Written problem >> Copy every line of the records below that holds the word "JSON".

Material >>
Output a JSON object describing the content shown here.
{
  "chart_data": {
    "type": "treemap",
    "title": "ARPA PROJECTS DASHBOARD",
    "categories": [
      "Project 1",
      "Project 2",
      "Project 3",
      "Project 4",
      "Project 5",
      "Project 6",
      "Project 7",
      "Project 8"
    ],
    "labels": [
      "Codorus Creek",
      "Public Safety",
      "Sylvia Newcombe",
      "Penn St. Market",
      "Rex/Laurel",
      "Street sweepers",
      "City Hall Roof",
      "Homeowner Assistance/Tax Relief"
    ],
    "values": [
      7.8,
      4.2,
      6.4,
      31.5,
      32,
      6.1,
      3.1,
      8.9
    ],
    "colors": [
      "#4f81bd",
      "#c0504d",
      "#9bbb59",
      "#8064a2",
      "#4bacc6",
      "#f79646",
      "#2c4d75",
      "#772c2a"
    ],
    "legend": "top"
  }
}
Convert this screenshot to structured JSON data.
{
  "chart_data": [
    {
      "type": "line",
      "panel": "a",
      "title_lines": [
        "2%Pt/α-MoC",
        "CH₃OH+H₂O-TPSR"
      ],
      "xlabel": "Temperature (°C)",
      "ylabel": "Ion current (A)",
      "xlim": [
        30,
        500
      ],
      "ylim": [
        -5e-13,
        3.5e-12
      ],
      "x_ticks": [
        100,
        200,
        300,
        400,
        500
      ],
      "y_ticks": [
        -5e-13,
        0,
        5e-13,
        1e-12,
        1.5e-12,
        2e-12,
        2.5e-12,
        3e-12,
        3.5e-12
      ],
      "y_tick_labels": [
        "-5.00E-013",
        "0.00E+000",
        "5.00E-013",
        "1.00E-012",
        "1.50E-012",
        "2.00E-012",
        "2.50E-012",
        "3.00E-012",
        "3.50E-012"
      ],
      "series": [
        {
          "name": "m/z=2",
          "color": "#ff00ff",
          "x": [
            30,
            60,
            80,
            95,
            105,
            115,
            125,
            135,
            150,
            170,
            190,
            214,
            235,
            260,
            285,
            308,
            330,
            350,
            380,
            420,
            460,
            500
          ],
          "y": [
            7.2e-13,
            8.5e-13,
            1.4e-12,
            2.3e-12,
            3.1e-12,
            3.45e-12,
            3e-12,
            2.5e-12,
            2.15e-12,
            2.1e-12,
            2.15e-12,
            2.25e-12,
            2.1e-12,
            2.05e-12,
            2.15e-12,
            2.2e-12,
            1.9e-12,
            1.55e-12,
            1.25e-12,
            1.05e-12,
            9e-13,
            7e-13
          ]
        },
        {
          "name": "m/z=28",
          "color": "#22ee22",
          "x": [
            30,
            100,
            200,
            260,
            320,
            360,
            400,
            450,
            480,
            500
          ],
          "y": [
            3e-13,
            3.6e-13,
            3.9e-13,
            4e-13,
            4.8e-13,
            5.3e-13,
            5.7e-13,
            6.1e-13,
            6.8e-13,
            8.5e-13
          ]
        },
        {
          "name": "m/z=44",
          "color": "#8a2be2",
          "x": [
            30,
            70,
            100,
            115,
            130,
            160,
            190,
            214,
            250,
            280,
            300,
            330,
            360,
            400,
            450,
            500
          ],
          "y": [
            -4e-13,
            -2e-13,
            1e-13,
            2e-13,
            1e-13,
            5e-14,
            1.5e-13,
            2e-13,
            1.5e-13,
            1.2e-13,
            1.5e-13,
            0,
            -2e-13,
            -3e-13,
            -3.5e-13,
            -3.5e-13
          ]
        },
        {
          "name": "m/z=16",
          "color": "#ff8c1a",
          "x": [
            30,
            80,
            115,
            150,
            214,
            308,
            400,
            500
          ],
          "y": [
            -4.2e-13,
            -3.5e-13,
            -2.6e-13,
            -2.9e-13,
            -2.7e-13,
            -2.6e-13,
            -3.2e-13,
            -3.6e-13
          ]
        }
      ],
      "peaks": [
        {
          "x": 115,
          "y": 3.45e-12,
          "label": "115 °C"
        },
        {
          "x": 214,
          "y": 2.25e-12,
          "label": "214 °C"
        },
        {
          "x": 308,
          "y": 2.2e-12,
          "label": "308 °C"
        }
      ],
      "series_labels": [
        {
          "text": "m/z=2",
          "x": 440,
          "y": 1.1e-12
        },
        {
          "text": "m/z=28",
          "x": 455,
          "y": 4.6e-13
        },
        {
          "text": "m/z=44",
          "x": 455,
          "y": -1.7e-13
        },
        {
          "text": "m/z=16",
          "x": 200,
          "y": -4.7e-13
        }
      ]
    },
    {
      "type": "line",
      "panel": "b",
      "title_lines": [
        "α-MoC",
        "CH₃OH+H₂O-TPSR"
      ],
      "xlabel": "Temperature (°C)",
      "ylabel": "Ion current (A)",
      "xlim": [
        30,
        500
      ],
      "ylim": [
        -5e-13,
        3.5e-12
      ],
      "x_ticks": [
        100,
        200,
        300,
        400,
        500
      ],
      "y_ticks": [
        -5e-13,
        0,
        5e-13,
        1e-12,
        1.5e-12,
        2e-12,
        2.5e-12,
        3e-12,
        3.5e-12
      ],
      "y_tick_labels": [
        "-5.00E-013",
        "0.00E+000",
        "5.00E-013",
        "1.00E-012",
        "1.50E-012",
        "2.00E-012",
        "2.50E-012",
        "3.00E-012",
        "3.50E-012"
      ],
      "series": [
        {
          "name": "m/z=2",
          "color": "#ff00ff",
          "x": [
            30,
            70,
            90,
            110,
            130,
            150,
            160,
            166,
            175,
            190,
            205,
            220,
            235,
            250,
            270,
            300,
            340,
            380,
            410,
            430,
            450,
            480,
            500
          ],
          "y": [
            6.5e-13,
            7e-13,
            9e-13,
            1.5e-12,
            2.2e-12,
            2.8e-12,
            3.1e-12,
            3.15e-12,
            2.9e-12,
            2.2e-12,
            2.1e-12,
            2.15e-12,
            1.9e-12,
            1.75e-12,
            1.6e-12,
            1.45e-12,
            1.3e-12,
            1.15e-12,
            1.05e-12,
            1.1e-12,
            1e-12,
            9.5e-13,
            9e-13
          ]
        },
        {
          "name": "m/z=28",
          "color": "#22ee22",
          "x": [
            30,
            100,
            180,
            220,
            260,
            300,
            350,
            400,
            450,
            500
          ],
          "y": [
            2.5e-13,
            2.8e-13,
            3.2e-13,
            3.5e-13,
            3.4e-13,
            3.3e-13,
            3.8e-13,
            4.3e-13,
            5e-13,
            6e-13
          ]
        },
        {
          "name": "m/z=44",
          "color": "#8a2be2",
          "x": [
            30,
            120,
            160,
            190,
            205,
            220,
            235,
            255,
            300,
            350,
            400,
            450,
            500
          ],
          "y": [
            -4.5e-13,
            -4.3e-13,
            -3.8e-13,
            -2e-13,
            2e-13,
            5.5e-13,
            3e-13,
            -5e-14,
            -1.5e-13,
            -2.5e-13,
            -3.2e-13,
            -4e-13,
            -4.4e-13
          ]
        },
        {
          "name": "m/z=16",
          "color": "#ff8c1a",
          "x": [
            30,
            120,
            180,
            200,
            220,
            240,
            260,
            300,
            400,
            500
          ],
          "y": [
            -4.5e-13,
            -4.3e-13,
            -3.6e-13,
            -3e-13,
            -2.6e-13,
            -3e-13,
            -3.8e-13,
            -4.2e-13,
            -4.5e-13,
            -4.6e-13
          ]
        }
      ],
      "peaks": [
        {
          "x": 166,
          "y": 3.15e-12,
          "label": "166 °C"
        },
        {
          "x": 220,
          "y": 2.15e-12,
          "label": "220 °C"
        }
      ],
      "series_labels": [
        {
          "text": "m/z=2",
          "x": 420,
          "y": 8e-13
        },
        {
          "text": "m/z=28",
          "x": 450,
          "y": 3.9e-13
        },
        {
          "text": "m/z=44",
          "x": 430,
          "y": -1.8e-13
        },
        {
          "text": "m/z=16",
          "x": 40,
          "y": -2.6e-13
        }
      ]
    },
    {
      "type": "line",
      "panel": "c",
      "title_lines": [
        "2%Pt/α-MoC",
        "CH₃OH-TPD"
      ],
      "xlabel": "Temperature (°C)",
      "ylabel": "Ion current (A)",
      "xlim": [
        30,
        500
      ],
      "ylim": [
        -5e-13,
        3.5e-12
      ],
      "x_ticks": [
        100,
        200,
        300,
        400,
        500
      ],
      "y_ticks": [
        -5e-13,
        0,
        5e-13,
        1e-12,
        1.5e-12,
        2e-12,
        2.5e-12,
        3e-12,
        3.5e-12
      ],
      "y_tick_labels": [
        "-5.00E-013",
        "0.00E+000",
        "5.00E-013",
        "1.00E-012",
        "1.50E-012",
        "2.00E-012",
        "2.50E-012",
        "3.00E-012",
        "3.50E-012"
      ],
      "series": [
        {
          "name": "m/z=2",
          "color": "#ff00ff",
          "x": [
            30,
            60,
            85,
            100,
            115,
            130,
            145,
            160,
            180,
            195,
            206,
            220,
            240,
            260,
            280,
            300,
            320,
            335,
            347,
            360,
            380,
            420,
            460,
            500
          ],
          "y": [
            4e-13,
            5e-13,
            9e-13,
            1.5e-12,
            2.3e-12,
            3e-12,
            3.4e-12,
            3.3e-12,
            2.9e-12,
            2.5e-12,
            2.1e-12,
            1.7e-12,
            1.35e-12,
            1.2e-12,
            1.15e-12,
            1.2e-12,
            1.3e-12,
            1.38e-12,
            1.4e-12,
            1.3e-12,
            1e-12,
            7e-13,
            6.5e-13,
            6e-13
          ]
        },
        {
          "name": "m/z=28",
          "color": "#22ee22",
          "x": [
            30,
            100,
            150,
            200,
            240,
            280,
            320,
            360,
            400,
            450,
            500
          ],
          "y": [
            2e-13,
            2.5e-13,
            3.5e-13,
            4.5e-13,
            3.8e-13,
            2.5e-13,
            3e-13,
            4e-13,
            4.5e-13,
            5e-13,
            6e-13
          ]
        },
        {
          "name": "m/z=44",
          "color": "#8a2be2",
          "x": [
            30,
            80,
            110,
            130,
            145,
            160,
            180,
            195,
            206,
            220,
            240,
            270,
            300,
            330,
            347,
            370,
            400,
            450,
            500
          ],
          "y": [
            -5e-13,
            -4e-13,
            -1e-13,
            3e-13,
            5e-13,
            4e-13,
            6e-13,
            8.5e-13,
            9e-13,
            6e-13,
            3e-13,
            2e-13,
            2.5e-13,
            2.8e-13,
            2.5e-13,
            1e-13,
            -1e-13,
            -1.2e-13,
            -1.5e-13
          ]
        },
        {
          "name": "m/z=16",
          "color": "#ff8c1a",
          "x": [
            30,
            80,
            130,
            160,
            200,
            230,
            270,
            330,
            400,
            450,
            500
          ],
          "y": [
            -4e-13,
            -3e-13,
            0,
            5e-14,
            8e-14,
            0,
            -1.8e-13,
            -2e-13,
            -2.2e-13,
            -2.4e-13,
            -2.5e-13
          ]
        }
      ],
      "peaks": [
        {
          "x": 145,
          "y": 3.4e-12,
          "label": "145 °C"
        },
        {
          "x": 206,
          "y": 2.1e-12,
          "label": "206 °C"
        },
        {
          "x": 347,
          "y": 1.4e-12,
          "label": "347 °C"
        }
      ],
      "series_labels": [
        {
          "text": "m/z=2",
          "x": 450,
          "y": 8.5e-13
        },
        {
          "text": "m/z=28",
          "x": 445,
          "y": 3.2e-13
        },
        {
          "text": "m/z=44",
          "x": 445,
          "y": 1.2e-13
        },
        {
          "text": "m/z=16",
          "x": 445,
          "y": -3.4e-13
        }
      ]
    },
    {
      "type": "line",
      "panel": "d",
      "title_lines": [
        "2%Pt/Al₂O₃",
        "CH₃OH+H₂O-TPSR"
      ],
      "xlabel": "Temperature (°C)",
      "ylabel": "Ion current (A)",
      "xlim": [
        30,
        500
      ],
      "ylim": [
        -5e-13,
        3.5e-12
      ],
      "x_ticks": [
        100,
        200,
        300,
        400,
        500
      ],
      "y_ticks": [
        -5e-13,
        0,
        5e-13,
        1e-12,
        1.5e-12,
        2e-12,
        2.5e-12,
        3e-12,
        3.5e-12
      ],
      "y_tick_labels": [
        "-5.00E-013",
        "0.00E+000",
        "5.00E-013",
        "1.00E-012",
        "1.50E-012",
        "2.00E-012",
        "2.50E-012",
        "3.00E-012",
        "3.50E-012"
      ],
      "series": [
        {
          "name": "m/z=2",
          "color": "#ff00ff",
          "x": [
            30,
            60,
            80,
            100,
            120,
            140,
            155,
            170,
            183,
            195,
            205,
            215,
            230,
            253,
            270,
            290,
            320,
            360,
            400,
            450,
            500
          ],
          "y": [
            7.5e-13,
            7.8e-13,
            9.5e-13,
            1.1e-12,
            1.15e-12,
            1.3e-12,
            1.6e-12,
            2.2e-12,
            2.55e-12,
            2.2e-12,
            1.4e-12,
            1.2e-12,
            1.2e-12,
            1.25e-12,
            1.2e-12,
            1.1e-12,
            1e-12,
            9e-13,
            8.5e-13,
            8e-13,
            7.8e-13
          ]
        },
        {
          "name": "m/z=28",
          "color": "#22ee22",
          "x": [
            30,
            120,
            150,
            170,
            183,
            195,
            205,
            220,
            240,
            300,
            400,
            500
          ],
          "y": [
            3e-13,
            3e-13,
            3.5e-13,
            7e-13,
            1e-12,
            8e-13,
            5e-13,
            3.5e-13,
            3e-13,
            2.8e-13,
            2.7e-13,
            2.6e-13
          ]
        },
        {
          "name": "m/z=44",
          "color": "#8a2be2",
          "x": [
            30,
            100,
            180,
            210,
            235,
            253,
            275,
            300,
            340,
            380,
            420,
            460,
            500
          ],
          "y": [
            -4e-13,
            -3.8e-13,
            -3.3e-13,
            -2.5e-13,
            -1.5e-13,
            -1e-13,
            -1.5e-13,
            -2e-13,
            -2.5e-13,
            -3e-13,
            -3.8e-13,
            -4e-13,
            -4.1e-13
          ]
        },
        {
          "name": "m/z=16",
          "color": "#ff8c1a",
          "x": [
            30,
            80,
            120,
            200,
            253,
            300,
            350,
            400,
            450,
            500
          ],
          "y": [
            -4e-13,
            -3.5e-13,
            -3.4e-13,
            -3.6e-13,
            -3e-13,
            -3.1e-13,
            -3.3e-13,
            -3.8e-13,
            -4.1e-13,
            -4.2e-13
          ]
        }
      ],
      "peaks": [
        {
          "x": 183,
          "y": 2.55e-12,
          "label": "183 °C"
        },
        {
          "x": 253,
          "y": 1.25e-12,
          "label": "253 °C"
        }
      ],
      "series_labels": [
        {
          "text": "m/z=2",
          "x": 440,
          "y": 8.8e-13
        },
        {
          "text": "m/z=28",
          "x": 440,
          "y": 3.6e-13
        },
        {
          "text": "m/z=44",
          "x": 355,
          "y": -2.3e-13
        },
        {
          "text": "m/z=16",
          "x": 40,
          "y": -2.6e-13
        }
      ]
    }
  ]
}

Full answer >>
Output a JSON object describing the content shown here.
Convert this screenshot to structured JSON data.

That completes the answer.